__PROMPT__.
Output an exact reproduction of the data.

* begin DATA EXCERPTS *

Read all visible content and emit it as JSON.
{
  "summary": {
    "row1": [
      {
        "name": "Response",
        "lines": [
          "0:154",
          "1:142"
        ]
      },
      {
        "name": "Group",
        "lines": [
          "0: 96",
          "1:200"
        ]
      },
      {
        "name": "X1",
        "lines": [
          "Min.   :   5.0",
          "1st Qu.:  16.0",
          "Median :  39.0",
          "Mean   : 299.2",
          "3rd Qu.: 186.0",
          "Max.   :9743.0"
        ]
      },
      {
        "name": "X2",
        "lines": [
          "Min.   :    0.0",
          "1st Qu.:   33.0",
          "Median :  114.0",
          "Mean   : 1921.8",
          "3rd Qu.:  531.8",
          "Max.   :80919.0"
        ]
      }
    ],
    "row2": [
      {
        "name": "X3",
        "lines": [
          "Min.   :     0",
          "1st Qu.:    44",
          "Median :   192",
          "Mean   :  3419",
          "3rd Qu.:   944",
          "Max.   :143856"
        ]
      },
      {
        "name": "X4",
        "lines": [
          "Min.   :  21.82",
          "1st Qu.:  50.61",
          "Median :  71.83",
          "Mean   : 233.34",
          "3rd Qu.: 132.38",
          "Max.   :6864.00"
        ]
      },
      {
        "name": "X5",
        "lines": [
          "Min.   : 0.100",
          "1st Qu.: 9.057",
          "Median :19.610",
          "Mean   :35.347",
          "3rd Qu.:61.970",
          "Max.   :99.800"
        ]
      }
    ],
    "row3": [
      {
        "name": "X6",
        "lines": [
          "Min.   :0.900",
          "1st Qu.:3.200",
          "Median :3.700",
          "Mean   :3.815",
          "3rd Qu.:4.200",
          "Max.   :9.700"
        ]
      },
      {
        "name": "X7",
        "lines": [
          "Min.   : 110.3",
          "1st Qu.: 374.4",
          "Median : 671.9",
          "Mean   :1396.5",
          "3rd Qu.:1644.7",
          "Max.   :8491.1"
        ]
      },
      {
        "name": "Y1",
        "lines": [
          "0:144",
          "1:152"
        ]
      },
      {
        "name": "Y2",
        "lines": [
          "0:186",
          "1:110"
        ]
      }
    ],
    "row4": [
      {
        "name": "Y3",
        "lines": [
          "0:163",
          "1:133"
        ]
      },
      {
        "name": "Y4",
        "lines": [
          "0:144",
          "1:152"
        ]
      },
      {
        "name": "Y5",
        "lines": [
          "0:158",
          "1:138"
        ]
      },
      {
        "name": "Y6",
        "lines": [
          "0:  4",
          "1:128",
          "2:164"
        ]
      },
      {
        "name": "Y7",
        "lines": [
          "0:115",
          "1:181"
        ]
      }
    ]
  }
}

* end DATA EXCERPTS *

__CORRECT RESULT__.
Read all visible content and emit it as JSON.
{
  "summary": {
    "row1": [
      {
        "name": "Response",
        "lines": [
          "0:154",
          "1:142"
        ]
      },
      {
        "name": "Group",
        "lines": [
          "0: 96",
          "1:200"
        ]
      },
      {
        "name": "X1",
        "lines": [
          "Min.   :   5.0",
          "1st Qu.:  16.0",
          "Median :  39.0",
          "Mean   : 299.2",
          "3rd Qu.: 186.0",
          "Max.   :9743.0"
        ]
      },
      {
        "name": "X2",
        "lines": [
          "Min.   :    0.0",
          "1st Qu.:   33.0",
          "Median :  114.0",
          "Mean   : 1921.8",
          "3rd Qu.:  531.8",
          "Max.   :80919.0"
        ]
      }
    ],
    "row2": [
      {
        "name": "X3",
        "lines": [
          "Min.   :     0",
          "1st Qu.:    44",
          "Median :   192",
          "Mean   :  3419",
          "3rd Qu.:   944",
          "Max.   :143856"
        ]
      },
      {
        "name": "X4",
        "lines": [
          "Min.   :  21.82",
          "1st Qu.:  50.61",
          "Median :  71.83",
          "Mean   : 233.34",
          "3rd Qu.: 132.38",
          "Max.   :6864.00"
        ]
      },
      {
        "name": "X5",
        "lines": [
          "Min.   : 0.100",
          "1st Qu.: 9.057",
          "Median :19.610",
          "Mean   :35.347",
          "3rd Qu.:61.970",
          "Max.   :99.800"
        ]
      }
    ],
    "row3": [
      {
        "name": "X6",
        "lines": [
          "Min.   :0.900",
          "1st Qu.:3.200",
          "Median :3.700",
          "Mean   :3.815",
          "3rd Qu.:4.200",
          "Max.   :9.700"
        ]
      },
      {
        "name": "X7",
        "lines": [
          "Min.   : 110.3",
          "1st Qu.: 374.4",
          "Median : 671.9",
          "Mean   :1396.5",
          "3rd Qu.:1644.7",
          "Max.   :8491.1"
        ]
      },
      {
        "name": "Y1",
        "lines": [
          "0:144",
          "1:152"
        ]
      },
      {
        "name": "Y2",
        "lines": [
          "0:186",
          "1:110"
        ]
      }
    ],
    "row4": [
      {
        "name": "Y3",
        "lines": [
          "0:163",
          "1:133"
        ]
      },
      {
        "name": "Y4",
        "lines": [
          "0:144",
          "1:152"
        ]
      },
      {
        "name": "Y5",
        "lines": [
          "0:158",
          "1:138"
        ]
      },
      {
        "name": "Y6",
        "lines": [
          "0:  4",
          "1:128",
          "2:164"
        ]
      },
      {
        "name": "Y7",
        "lines": [
          "0:115",
          "1:181"
        ]
      }
    ]
  }
}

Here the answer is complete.